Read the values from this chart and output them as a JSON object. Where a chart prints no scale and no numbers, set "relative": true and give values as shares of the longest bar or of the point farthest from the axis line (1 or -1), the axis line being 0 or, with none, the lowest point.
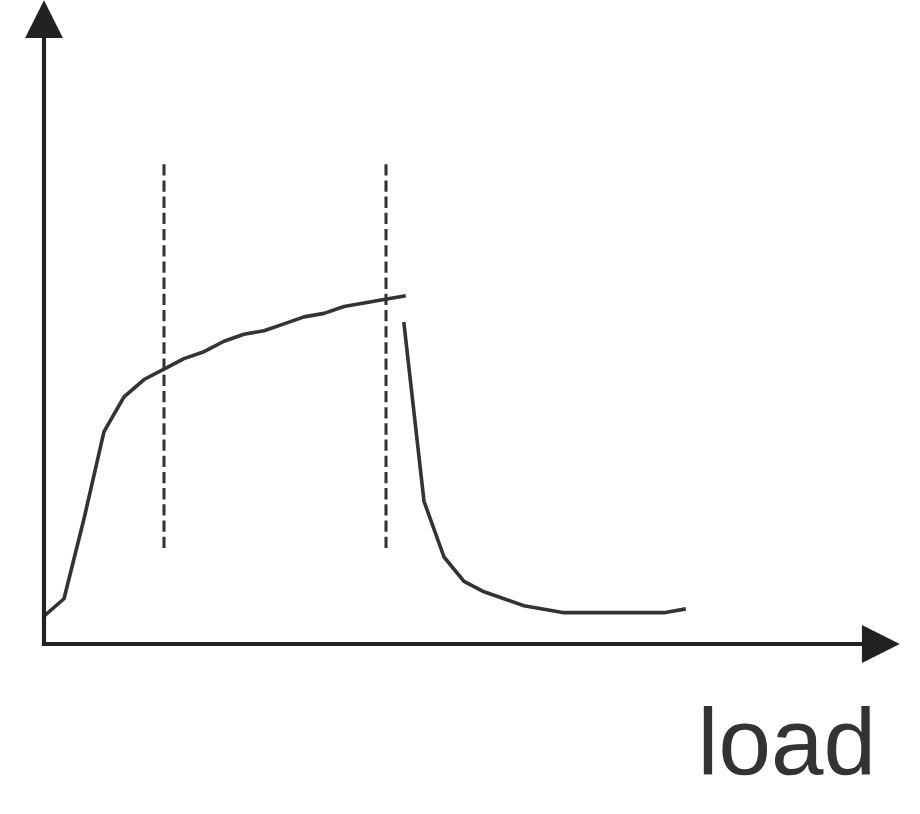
{
  "chart_data": {
    "type": "line",
    "relative": true,
    "xlabel": "load",
    "categories": [
      null,
      null,
      null,
      null,
      null,
      null,
      null,
      null,
      null,
      null,
      null,
      null,
      null,
      null,
      null,
      null,
      null,
      null,
      null,
      null,
      null,
      null,
      null,
      null,
      null,
      null,
      null,
      null,
      null,
      null,
      null,
      null,
      null
    ],
    "series": [
      {
        "color": "#333333",
        "values": [
          0.08,
          0.13,
          0.36,
          0.61,
          0.71,
          0.76,
          0.79,
          0.82,
          0.84,
          0.87,
          0.89,
          0.9,
          0.92,
          0.94,
          0.95,
          0.97,
          0.98,
          0.99,
          1.0,
          null,
          null,
          null,
          null,
          null,
          null,
          null,
          null,
          null,
          null,
          null,
          null,
          null,
          null
        ]
      },
      {
        "color": "#333333",
        "values": [
          null,
          null,
          null,
          null,
          null,
          null,
          null,
          null,
          null,
          null,
          null,
          null,
          null,
          null,
          null,
          null,
          null,
          null,
          0.92,
          0.41,
          0.25,
          0.18,
          0.15,
          0.13,
          0.11,
          0.1,
          0.09,
          0.09,
          0.09,
          0.09,
          0.09,
          0.09,
          0.1
        ]
      }
    ],
    "grid": false,
    "legend": false,
    "marker": "none",
    "line_style": "solid"
  }
}
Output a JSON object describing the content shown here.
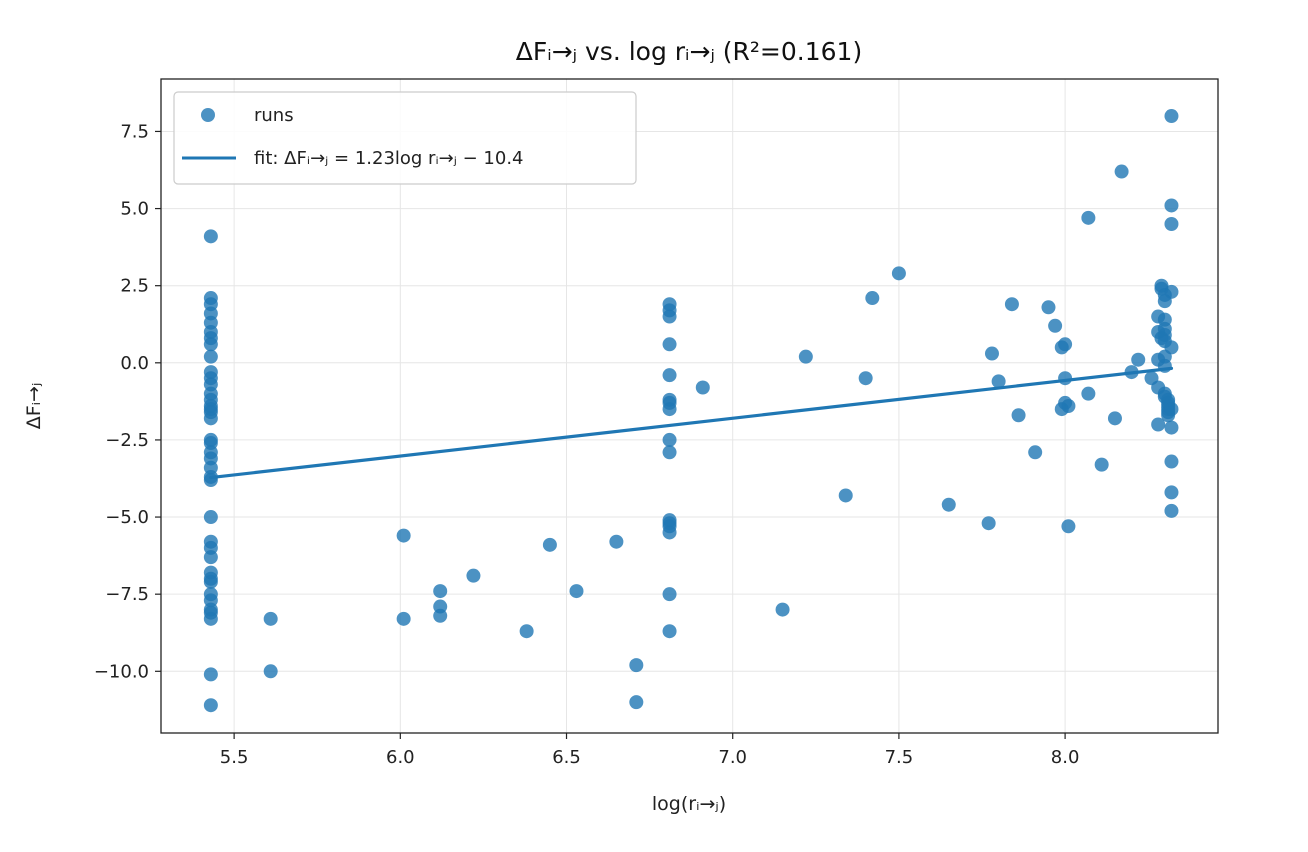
{
  "chart_data": {
    "type": "scatter",
    "title": "ΔFᵢ→ⱼ vs. log rᵢ→ⱼ (R²=0.161)",
    "xlabel": "log(rᵢ→ⱼ)",
    "ylabel": "ΔFᵢ→ⱼ",
    "xlim": [
      5.28,
      8.46
    ],
    "ylim": [
      -12.0,
      9.2
    ],
    "xticks": [
      5.5,
      6.0,
      6.5,
      7.0,
      7.5,
      8.0
    ],
    "xtick_labels": [
      "5.5",
      "6.0",
      "6.5",
      "7.0",
      "7.5",
      "8.0"
    ],
    "yticks": [
      -10.0,
      -7.5,
      -5.0,
      -2.5,
      0.0,
      2.5,
      5.0,
      7.5
    ],
    "ytick_labels": [
      "−10.0",
      "−7.5",
      "−5.0",
      "−2.5",
      "0.0",
      "2.5",
      "5.0",
      "7.5"
    ],
    "grid": true,
    "legend_position": "top-left",
    "colors": {
      "series": "#1f77b4"
    },
    "series": [
      {
        "name": "runs",
        "kind": "scatter",
        "x": [
          5.43,
          5.43,
          5.43,
          5.43,
          5.43,
          5.43,
          5.43,
          5.43,
          5.43,
          5.43,
          5.43,
          5.43,
          5.43,
          5.43,
          5.43,
          5.43,
          5.43,
          5.43,
          5.43,
          5.43,
          5.43,
          5.43,
          5.43,
          5.43,
          5.43,
          5.43,
          5.43,
          5.43,
          5.43,
          5.43,
          5.43,
          5.43,
          5.43,
          5.43,
          5.43,
          5.43,
          5.43,
          5.43,
          5.43,
          5.61,
          5.61,
          6.01,
          6.01,
          6.12,
          6.12,
          6.12,
          6.22,
          6.38,
          6.45,
          6.53,
          6.65,
          6.71,
          6.71,
          6.81,
          6.81,
          6.81,
          6.81,
          6.81,
          6.81,
          6.81,
          6.81,
          6.81,
          6.81,
          6.81,
          6.81,
          6.81,
          6.81,
          6.81,
          6.81,
          6.91,
          7.15,
          7.22,
          7.34,
          7.4,
          7.42,
          7.5,
          7.65,
          7.77,
          7.78,
          7.8,
          7.84,
          7.86,
          7.91,
          7.95,
          7.97,
          7.99,
          7.99,
          8.0,
          8.0,
          8.0,
          8.01,
          8.01,
          8.07,
          8.07,
          8.11,
          8.15,
          8.17,
          8.2,
          8.22,
          8.26,
          8.28,
          8.28,
          8.28,
          8.28,
          8.28,
          8.29,
          8.29,
          8.29,
          8.3,
          8.3,
          8.3,
          8.3,
          8.3,
          8.3,
          8.3,
          8.3,
          8.3,
          8.3,
          8.31,
          8.31,
          8.31,
          8.31,
          8.31,
          8.31,
          8.32,
          8.32,
          8.32,
          8.32,
          8.32,
          8.32,
          8.32,
          8.32,
          8.32,
          8.32
        ],
        "y": [
          4.1,
          2.1,
          1.9,
          1.6,
          1.3,
          1.0,
          0.8,
          0.6,
          0.2,
          -0.3,
          -0.5,
          -0.7,
          -1.0,
          -1.2,
          -1.5,
          -1.6,
          -1.8,
          -2.5,
          -2.6,
          -2.9,
          -3.1,
          -3.4,
          -3.7,
          -3.8,
          -5.0,
          -5.8,
          -6.0,
          -6.3,
          -6.8,
          -7.0,
          -7.1,
          -7.5,
          -7.7,
          -8.0,
          -8.1,
          -8.3,
          -10.1,
          -11.1,
          -1.4,
          -8.3,
          -10.0,
          -5.6,
          -8.3,
          -7.4,
          -7.9,
          -8.2,
          -6.9,
          -8.7,
          -5.9,
          -7.4,
          -5.8,
          -9.8,
          -11.0,
          1.9,
          1.7,
          1.5,
          0.6,
          -0.4,
          -1.2,
          -1.5,
          -2.5,
          -2.9,
          -5.1,
          -5.2,
          -5.3,
          -5.5,
          -7.5,
          -8.7,
          -1.3,
          -0.8,
          -8.0,
          0.2,
          -4.3,
          -0.5,
          2.1,
          2.9,
          -4.6,
          -5.2,
          0.3,
          -0.6,
          1.9,
          -1.7,
          -2.9,
          1.8,
          1.2,
          0.5,
          -1.5,
          0.6,
          -0.5,
          -1.3,
          -1.4,
          -5.3,
          4.7,
          -1.0,
          -3.3,
          -1.8,
          6.2,
          -0.3,
          0.1,
          -0.5,
          -2.0,
          -0.8,
          0.1,
          1.0,
          1.5,
          2.5,
          2.4,
          0.8,
          2.0,
          2.2,
          1.4,
          1.1,
          0.9,
          0.7,
          0.2,
          -0.1,
          -1.0,
          -1.1,
          -1.3,
          -1.5,
          -1.6,
          -1.4,
          -1.2,
          -1.7,
          8.0,
          5.1,
          4.5,
          2.3,
          0.5,
          -1.5,
          -2.1,
          -3.2,
          -4.2,
          -4.8
        ]
      },
      {
        "name": "fit: ΔFᵢ→ⱼ = 1.23log rᵢ→ⱼ − 10.4",
        "kind": "line",
        "x": [
          5.43,
          8.32
        ],
        "y": [
          -3.72,
          -0.18
        ]
      }
    ]
  }
}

========

**What you have to do:**
Each entry gets copied exactly; the pictures stay out.

**Solution for this task:**
Read the values from this chart and output them as a JSON object. Where a chart prints no scale and no numbers, set "relative": true and give values as shares of the longest bar or of the point farthest from the axis line (1 or -1), the axis line being 0 or, with none, the lowest point.
{
  "chart_data": {
    "type": "line",
    "relative": true,
    "xlabel": "load",
    "categories": [
      null,
      null,
      null,
      null,
      null,
      null,
      null,
      null,
      null,
      null,
      null,
      null,
      null,
      null,
      null,
      null,
      null,
      null,
      null,
      null,
      null,
      null,
      null,
      null,
      null,
      null,
      null,
      null,
      null,
      null,
      null,
      null,
      null
    ],
    "series": [
      {
        "color": "#333333",
        "values": [
          0.08,
          0.13,
          0.36,
          0.61,
          0.71,
          0.76,
          0.79,
          0.82,
          0.84,
          0.87,
          0.89,
          0.9,
          0.92,
          0.94,
          0.95,
          0.97,
          0.98,
          0.99,
          1.0,
          null,
          null,
          null,
          null,
          null,
          null,
          null,
          null,
          null,
          null,
          null,
          null,
          null,
          null
        ]
      },
      {
        "color": "#333333",
        "values": [
          null,
          null,
          null,
          null,
          null,
          null,
          null,
          null,
          null,
          null,
          null,
          null,
          null,
          null,
          null,
          null,
          null,
          null,
          0.92,
          0.41,
          0.25,
          0.18,
          0.15,
          0.13,
          0.11,
          0.1,
          0.09,
          0.09,
          0.09,
          0.09,
          0.09,
          0.09,
          0.1
        ]
      }
    ],
    "grid": false,
    "legend": false,
    "marker": "none",
    "line_style": "solid"
  }
}
Output a JSON object describing the content shown here.
{
  "chart_data": {
    "type": "scatter",
    "title": "ΔFᵢ→ⱼ vs. log rᵢ→ⱼ (R²=0.161)",
    "xlabel": "log(rᵢ→ⱼ)",
    "ylabel": "ΔFᵢ→ⱼ",
    "xlim": [
      5.28,
      8.46
    ],
    "ylim": [
      -12.0,
      9.2
    ],
    "xticks": [
      5.5,
      6.0,
      6.5,
      7.0,
      7.5,
      8.0
    ],
    "xtick_labels": [
      "5.5",
      "6.0",
      "6.5",
      "7.0",
      "7.5",
      "8.0"
    ],
    "yticks": [
      -10.0,
      -7.5,
      -5.0,
      -2.5,
      0.0,
      2.5,
      5.0,
      7.5
    ],
    "ytick_labels": [
      "−10.0",
      "−7.5",
      "−5.0",
      "−2.5",
      "0.0",
      "2.5",
      "5.0",
      "7.5"
    ],
    "grid": true,
    "legend_position": "top-left",
    "colors": {
      "series": "#1f77b4"
    },
    "series": [
      {
        "name": "runs",
        "kind": "scatter",
        "x": [
          5.43,
          5.43,
          5.43,
          5.43,
          5.43,
          5.43,
          5.43,
          5.43,
          5.43,
          5.43,
          5.43,
          5.43,
          5.43,
          5.43,
          5.43,
          5.43,
          5.43,
          5.43,
          5.43,
          5.43,
          5.43,
          5.43,
          5.43,
          5.43,
          5.43,
          5.43,
          5.43,
          5.43,
          5.43,
          5.43,
          5.43,
          5.43,
          5.43,
          5.43,
          5.43,
          5.43,
          5.43,
          5.43,
          5.43,
          5.61,
          5.61,
          6.01,
          6.01,
          6.12,
          6.12,
          6.12,
          6.22,
          6.38,
          6.45,
          6.53,
          6.65,
          6.71,
          6.71,
          6.81,
          6.81,
          6.81,
          6.81,
          6.81,
          6.81,
          6.81,
          6.81,
          6.81,
          6.81,
          6.81,
          6.81,
          6.81,
          6.81,
          6.81,
          6.81,
          6.91,
          7.15,
          7.22,
          7.34,
          7.4,
          7.42,
          7.5,
          7.65,
          7.77,
          7.78,
          7.8,
          7.84,
          7.86,
          7.91,
          7.95,
          7.97,
          7.99,
          7.99,
          8.0,
          8.0,
          8.0,
          8.01,
          8.01,
          8.07,
          8.07,
          8.11,
          8.15,
          8.17,
          8.2,
          8.22,
          8.26,
          8.28,
          8.28,
          8.28,
          8.28,
          8.28,
          8.29,
          8.29,
          8.29,
          8.3,
          8.3,
          8.3,
          8.3,
          8.3,
          8.3,
          8.3,
          8.3,
          8.3,
          8.3,
          8.31,
          8.31,
          8.31,
          8.31,
          8.31,
          8.31,
          8.32,
          8.32,
          8.32,
          8.32,
          8.32,
          8.32,
          8.32,
          8.32,
          8.32,
          8.32
        ],
        "y": [
          4.1,
          2.1,
          1.9,
          1.6,
          1.3,
          1.0,
          0.8,
          0.6,
          0.2,
          -0.3,
          -0.5,
          -0.7,
          -1.0,
          -1.2,
          -1.5,
          -1.6,
          -1.8,
          -2.5,
          -2.6,
          -2.9,
          -3.1,
          -3.4,
          -3.7,
          -3.8,
          -5.0,
          -5.8,
          -6.0,
          -6.3,
          -6.8,
          -7.0,
          -7.1,
          -7.5,
          -7.7,
          -8.0,
          -8.1,
          -8.3,
          -10.1,
          -11.1,
          -1.4,
          -8.3,
          -10.0,
          -5.6,
          -8.3,
          -7.4,
          -7.9,
          -8.2,
          -6.9,
          -8.7,
          -5.9,
          -7.4,
          -5.8,
          -9.8,
          -11.0,
          1.9,
          1.7,
          1.5,
          0.6,
          -0.4,
          -1.2,
          -1.5,
          -2.5,
          -2.9,
          -5.1,
          -5.2,
          -5.3,
          -5.5,
          -7.5,
          -8.7,
          -1.3,
          -0.8,
          -8.0,
          0.2,
          -4.3,
          -0.5,
          2.1,
          2.9,
          -4.6,
          -5.2,
          0.3,
          -0.6,
          1.9,
          -1.7,
          -2.9,
          1.8,
          1.2,
          0.5,
          -1.5,
          0.6,
          -0.5,
          -1.3,
          -1.4,
          -5.3,
          4.7,
          -1.0,
          -3.3,
          -1.8,
          6.2,
          -0.3,
          0.1,
          -0.5,
          -2.0,
          -0.8,
          0.1,
          1.0,
          1.5,
          2.5,
          2.4,
          0.8,
          2.0,
          2.2,
          1.4,
          1.1,
          0.9,
          0.7,
          0.2,
          -0.1,
          -1.0,
          -1.1,
          -1.3,
          -1.5,
          -1.6,
          -1.4,
          -1.2,
          -1.7,
          8.0,
          5.1,
          4.5,
          2.3,
          0.5,
          -1.5,
          -2.1,
          -3.2,
          -4.2,
          -4.8
        ]
      },
      {
        "name": "fit: ΔFᵢ→ⱼ = 1.23log rᵢ→ⱼ − 10.4",
        "kind": "line",
        "x": [
          5.43,
          8.32
        ],
        "y": [
          -3.72,
          -0.18
        ]
      }
    ]
  }
}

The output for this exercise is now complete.